**What the exercise asks**
Identify every line in the records below that contains the word "infection", and reproduce each one.

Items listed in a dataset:
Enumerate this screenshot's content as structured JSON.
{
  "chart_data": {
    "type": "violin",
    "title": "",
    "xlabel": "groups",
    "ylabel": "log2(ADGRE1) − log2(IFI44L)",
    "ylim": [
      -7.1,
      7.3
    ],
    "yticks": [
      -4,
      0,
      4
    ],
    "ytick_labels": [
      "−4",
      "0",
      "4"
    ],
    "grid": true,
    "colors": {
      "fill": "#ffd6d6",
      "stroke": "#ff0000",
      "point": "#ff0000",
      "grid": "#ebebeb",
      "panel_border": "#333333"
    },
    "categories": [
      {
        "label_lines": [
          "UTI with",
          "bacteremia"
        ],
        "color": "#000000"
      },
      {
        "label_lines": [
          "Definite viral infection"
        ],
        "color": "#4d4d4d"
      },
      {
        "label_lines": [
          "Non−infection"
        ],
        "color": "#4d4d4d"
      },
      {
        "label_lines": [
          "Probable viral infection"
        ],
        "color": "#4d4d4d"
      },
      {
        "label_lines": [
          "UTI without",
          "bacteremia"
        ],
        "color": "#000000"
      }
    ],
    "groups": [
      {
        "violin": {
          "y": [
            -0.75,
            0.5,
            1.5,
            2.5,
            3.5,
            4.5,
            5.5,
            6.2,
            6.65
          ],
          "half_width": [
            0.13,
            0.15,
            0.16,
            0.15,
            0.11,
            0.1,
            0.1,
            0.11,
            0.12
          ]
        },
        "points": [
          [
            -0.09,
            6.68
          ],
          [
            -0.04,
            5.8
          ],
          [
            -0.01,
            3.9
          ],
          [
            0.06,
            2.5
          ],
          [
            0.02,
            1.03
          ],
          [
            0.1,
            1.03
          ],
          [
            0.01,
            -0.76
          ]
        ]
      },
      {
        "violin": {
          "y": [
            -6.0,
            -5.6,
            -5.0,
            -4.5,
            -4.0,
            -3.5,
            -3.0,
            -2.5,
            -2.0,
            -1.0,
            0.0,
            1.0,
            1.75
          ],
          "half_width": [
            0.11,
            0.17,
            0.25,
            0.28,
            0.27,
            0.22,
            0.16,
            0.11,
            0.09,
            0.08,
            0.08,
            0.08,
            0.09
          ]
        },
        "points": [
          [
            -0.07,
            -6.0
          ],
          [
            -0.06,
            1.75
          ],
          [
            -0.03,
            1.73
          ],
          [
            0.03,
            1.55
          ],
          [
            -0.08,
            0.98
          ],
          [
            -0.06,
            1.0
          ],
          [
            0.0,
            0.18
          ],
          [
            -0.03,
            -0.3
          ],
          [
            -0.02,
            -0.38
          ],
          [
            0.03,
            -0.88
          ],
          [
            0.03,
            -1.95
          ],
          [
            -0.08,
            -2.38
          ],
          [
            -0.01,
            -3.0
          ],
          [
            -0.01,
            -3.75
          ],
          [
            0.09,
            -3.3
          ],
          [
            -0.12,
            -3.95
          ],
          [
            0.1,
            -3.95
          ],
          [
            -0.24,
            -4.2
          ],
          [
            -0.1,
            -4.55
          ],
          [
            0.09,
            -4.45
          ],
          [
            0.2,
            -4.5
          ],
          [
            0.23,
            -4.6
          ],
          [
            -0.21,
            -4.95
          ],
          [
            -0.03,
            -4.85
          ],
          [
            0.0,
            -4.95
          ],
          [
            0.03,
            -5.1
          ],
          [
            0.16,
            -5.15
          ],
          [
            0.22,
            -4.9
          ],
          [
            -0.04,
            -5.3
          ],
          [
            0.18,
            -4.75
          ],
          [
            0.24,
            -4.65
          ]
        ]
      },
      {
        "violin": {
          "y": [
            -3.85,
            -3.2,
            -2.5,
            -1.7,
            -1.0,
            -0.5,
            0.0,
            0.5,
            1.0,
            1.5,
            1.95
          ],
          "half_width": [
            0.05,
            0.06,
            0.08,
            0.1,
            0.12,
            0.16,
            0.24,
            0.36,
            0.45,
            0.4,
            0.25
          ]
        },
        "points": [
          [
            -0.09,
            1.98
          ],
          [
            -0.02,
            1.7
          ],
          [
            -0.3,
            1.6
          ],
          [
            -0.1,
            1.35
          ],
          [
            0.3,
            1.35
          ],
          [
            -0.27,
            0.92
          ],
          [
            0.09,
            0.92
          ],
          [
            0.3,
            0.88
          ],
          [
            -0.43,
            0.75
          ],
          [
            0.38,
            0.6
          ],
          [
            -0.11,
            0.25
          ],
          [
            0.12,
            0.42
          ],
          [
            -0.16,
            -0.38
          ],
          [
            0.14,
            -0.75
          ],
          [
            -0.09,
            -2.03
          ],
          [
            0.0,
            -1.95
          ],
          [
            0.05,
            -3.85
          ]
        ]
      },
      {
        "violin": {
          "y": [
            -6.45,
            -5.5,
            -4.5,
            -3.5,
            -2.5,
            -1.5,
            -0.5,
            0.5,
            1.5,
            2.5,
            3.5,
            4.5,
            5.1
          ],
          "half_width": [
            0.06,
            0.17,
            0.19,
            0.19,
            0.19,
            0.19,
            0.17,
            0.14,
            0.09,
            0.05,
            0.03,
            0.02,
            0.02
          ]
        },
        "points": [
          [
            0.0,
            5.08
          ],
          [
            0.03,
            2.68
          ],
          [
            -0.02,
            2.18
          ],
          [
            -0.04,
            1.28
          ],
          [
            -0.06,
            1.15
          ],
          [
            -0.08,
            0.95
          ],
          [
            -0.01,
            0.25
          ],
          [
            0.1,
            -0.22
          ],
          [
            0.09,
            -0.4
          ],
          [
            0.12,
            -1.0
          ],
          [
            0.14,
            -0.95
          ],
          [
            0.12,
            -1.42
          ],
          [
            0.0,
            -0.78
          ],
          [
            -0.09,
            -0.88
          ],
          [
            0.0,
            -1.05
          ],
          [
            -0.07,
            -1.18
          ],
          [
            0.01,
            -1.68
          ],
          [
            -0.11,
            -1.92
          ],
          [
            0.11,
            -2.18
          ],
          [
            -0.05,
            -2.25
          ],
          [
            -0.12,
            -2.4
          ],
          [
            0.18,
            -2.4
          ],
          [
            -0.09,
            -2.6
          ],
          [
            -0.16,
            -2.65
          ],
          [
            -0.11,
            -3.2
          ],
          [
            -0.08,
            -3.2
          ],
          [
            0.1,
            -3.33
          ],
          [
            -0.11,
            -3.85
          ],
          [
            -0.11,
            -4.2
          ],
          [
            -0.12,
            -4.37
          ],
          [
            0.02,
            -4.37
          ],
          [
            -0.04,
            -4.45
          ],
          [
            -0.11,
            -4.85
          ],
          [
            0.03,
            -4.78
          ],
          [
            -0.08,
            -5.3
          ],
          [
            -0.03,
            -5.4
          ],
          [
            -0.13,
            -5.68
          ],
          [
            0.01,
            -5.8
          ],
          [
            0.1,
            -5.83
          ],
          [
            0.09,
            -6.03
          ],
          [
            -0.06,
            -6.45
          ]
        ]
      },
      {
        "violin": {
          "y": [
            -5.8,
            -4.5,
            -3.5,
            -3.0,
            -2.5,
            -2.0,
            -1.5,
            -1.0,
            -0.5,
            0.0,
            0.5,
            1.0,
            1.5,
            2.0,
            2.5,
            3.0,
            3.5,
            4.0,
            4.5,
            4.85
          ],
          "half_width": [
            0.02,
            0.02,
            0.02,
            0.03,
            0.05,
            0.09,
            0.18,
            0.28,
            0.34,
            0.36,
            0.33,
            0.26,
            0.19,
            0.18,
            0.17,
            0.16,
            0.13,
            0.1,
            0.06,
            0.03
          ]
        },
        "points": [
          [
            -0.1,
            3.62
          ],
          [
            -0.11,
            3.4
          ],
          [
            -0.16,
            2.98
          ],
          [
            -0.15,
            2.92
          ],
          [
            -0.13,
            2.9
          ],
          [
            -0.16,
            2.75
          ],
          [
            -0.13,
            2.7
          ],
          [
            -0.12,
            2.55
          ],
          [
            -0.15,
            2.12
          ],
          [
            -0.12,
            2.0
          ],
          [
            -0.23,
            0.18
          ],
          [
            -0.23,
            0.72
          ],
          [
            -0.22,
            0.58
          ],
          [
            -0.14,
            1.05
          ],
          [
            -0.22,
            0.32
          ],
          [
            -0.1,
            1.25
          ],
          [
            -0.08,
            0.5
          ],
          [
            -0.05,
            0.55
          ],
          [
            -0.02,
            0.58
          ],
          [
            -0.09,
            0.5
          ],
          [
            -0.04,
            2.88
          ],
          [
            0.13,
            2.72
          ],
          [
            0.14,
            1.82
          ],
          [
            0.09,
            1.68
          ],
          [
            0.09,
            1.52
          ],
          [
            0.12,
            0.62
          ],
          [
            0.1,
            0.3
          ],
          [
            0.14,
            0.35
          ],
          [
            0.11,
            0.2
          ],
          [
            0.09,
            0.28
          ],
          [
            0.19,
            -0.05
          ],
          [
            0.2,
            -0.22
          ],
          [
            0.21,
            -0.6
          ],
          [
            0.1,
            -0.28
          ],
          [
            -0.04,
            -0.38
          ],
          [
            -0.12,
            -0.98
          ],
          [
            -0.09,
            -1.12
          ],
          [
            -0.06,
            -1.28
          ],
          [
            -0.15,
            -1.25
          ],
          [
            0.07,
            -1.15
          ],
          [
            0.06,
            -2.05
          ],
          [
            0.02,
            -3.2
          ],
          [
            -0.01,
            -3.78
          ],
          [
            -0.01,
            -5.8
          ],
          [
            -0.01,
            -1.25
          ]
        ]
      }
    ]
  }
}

**Answer section**
          "Definite viral infection"
          "Non−infection"
          "Probable viral infection"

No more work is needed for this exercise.